# [LISTED RECORDS]
------------------------------------------------
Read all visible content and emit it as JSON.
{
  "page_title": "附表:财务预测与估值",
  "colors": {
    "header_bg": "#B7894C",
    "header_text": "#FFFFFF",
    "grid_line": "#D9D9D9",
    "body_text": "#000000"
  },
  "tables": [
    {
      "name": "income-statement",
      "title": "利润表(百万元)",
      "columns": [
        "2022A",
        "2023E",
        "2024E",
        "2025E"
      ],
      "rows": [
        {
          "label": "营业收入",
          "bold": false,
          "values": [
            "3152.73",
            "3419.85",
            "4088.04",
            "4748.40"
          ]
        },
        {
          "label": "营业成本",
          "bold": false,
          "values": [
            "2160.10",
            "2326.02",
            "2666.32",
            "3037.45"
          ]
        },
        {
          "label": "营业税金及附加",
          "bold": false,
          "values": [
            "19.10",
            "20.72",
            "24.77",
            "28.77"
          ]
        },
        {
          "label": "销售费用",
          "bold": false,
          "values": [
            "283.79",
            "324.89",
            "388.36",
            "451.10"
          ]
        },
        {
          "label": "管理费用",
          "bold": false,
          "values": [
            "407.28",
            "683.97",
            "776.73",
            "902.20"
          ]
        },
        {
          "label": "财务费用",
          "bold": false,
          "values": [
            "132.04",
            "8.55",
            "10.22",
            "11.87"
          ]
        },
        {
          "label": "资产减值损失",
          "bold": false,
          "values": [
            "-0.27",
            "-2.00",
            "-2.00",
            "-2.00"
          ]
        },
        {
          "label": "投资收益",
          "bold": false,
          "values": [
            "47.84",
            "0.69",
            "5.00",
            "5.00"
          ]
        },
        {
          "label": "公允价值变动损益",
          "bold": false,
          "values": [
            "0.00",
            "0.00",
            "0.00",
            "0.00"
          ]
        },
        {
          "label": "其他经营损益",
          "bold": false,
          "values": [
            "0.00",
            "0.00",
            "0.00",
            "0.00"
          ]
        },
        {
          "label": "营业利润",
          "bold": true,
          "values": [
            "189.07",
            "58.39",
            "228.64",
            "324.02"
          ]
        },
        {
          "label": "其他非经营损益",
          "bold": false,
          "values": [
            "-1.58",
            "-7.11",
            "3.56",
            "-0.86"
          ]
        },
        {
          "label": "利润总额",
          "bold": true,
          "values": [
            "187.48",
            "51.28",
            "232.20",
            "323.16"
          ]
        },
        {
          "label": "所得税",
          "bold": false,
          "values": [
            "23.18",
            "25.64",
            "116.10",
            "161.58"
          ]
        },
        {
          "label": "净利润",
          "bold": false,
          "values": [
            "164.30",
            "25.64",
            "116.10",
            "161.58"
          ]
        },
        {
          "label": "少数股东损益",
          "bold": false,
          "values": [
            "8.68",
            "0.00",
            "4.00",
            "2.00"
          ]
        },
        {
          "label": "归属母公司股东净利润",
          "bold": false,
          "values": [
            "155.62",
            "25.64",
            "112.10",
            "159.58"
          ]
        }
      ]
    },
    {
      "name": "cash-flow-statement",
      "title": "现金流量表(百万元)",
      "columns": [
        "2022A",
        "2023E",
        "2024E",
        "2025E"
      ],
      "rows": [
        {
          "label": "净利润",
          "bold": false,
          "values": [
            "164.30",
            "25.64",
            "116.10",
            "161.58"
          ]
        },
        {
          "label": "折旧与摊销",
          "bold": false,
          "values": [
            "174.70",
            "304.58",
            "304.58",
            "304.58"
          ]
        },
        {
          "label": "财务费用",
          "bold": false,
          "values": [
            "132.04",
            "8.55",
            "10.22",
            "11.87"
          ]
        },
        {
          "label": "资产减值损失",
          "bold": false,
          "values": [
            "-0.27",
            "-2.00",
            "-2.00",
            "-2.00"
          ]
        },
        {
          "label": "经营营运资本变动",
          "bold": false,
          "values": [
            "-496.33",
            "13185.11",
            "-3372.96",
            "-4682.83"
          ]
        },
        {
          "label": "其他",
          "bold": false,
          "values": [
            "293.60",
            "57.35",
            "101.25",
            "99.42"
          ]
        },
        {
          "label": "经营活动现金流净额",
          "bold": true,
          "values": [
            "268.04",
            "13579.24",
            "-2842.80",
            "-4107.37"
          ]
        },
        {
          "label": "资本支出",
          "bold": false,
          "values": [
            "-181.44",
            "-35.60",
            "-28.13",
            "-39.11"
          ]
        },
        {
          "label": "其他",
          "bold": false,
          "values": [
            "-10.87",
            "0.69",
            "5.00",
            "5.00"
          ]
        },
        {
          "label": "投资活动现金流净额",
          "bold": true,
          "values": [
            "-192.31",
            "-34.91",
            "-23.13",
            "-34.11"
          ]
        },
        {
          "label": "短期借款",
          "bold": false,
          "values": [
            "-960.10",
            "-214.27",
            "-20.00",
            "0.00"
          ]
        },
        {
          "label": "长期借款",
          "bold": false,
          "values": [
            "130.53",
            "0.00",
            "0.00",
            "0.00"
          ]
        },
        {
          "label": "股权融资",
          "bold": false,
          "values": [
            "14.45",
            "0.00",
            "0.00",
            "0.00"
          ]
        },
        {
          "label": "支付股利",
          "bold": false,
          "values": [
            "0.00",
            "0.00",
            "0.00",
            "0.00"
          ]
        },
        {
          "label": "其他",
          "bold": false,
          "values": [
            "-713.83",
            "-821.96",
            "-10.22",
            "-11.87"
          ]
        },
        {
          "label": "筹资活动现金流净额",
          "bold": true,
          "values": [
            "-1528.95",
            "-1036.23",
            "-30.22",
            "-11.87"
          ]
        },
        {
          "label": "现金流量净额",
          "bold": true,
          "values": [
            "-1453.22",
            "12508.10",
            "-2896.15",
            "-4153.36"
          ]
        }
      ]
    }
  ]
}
------------------------------------------------
Reproduce the data shown above exactly.

# [EXERCISE RESPONSE]
Read all visible content and emit it as JSON.
{
  "page_title": "附表:财务预测与估值",
  "colors": {
    "header_bg": "#B7894C",
    "header_text": "#FFFFFF",
    "grid_line": "#D9D9D9",
    "body_text": "#000000"
  },
  "tables": [
    {
      "name": "income-statement",
      "title": "利润表(百万元)",
      "columns": [
        "2022A",
        "2023E",
        "2024E",
        "2025E"
      ],
      "rows": [
        {
          "label": "营业收入",
          "bold": false,
          "values": [
            "3152.73",
            "3419.85",
            "4088.04",
            "4748.40"
          ]
        },
        {
          "label": "营业成本",
          "bold": false,
          "values": [
            "2160.10",
            "2326.02",
            "2666.32",
            "3037.45"
          ]
        },
        {
          "label": "营业税金及附加",
          "bold": false,
          "values": [
            "19.10",
            "20.72",
            "24.77",
            "28.77"
          ]
        },
        {
          "label": "销售费用",
          "bold": false,
          "values": [
            "283.79",
            "324.89",
            "388.36",
            "451.10"
          ]
        },
        {
          "label": "管理费用",
          "bold": false,
          "values": [
            "407.28",
            "683.97",
            "776.73",
            "902.20"
          ]
        },
        {
          "label": "财务费用",
          "bold": false,
          "values": [
            "132.04",
            "8.55",
            "10.22",
            "11.87"
          ]
        },
        {
          "label": "资产减值损失",
          "bold": false,
          "values": [
            "-0.27",
            "-2.00",
            "-2.00",
            "-2.00"
          ]
        },
        {
          "label": "投资收益",
          "bold": false,
          "values": [
            "47.84",
            "0.69",
            "5.00",
            "5.00"
          ]
        },
        {
          "label": "公允价值变动损益",
          "bold": false,
          "values": [
            "0.00",
            "0.00",
            "0.00",
            "0.00"
          ]
        },
        {
          "label": "其他经营损益",
          "bold": false,
          "values": [
            "0.00",
            "0.00",
            "0.00",
            "0.00"
          ]
        },
        {
          "label": "营业利润",
          "bold": true,
          "values": [
            "189.07",
            "58.39",
            "228.64",
            "324.02"
          ]
        },
        {
          "label": "其他非经营损益",
          "bold": false,
          "values": [
            "-1.58",
            "-7.11",
            "3.56",
            "-0.86"
          ]
        },
        {
          "label": "利润总额",
          "bold": true,
          "values": [
            "187.48",
            "51.28",
            "232.20",
            "323.16"
          ]
        },
        {
          "label": "所得税",
          "bold": false,
          "values": [
            "23.18",
            "25.64",
            "116.10",
            "161.58"
          ]
        },
        {
          "label": "净利润",
          "bold": false,
          "values": [
            "164.30",
            "25.64",
            "116.10",
            "161.58"
          ]
        },
        {
          "label": "少数股东损益",
          "bold": false,
          "values": [
            "8.68",
            "0.00",
            "4.00",
            "2.00"
          ]
        },
        {
          "label": "归属母公司股东净利润",
          "bold": false,
          "values": [
            "155.62",
            "25.64",
            "112.10",
            "159.58"
          ]
        }
      ]
    },
    {
      "name": "cash-flow-statement",
      "title": "现金流量表(百万元)",
      "columns": [
        "2022A",
        "2023E",
        "2024E",
        "2025E"
      ],
      "rows": [
        {
          "label": "净利润",
          "bold": false,
          "values": [
            "164.30",
            "25.64",
            "116.10",
            "161.58"
          ]
        },
        {
          "label": "折旧与摊销",
          "bold": false,
          "values": [
            "174.70",
            "304.58",
            "304.58",
            "304.58"
          ]
        },
        {
          "label": "财务费用",
          "bold": false,
          "values": [
            "132.04",
            "8.55",
            "10.22",
            "11.87"
          ]
        },
        {
          "label": "资产减值损失",
          "bold": false,
          "values": [
            "-0.27",
            "-2.00",
            "-2.00",
            "-2.00"
          ]
        },
        {
          "label": "经营营运资本变动",
          "bold": false,
          "values": [
            "-496.33",
            "13185.11",
            "-3372.96",
            "-4682.83"
          ]
        },
        {
          "label": "其他",
          "bold": false,
          "values": [
            "293.60",
            "57.35",
            "101.25",
            "99.42"
          ]
        },
        {
          "label": "经营活动现金流净额",
          "bold": true,
          "values": [
            "268.04",
            "13579.24",
            "-2842.80",
            "-4107.37"
          ]
        },
        {
          "label": "资本支出",
          "bold": false,
          "values": [
            "-181.44",
            "-35.60",
            "-28.13",
            "-39.11"
          ]
        },
        {
          "label": "其他",
          "bold": false,
          "values": [
            "-10.87",
            "0.69",
            "5.00",
            "5.00"
          ]
        },
        {
          "label": "投资活动现金流净额",
          "bold": true,
          "values": [
            "-192.31",
            "-34.91",
            "-23.13",
            "-34.11"
          ]
        },
        {
          "label": "短期借款",
          "bold": false,
          "values": [
            "-960.10",
            "-214.27",
            "-20.00",
            "0.00"
          ]
        },
        {
          "label": "长期借款",
          "bold": false,
          "values": [
            "130.53",
            "0.00",
            "0.00",
            "0.00"
          ]
        },
        {
          "label": "股权融资",
          "bold": false,
          "values": [
            "14.45",
            "0.00",
            "0.00",
            "0.00"
          ]
        },
        {
          "label": "支付股利",
          "bold": false,
          "values": [
            "0.00",
            "0.00",
            "0.00",
            "0.00"
          ]
        },
        {
          "label": "其他",
          "bold": false,
          "values": [
            "-713.83",
            "-821.96",
            "-10.22",
            "-11.87"
          ]
        },
        {
          "label": "筹资活动现金流净额",
          "bold": true,
          "values": [
            "-1528.95",
            "-1036.23",
            "-30.22",
            "-11.87"
          ]
        },
        {
          "label": "现金流量净额",
          "bold": true,
          "values": [
            "-1453.22",
            "12508.10",
            "-2896.15",
            "-4153.36"
          ]
        }
      ]
    }
  ]
}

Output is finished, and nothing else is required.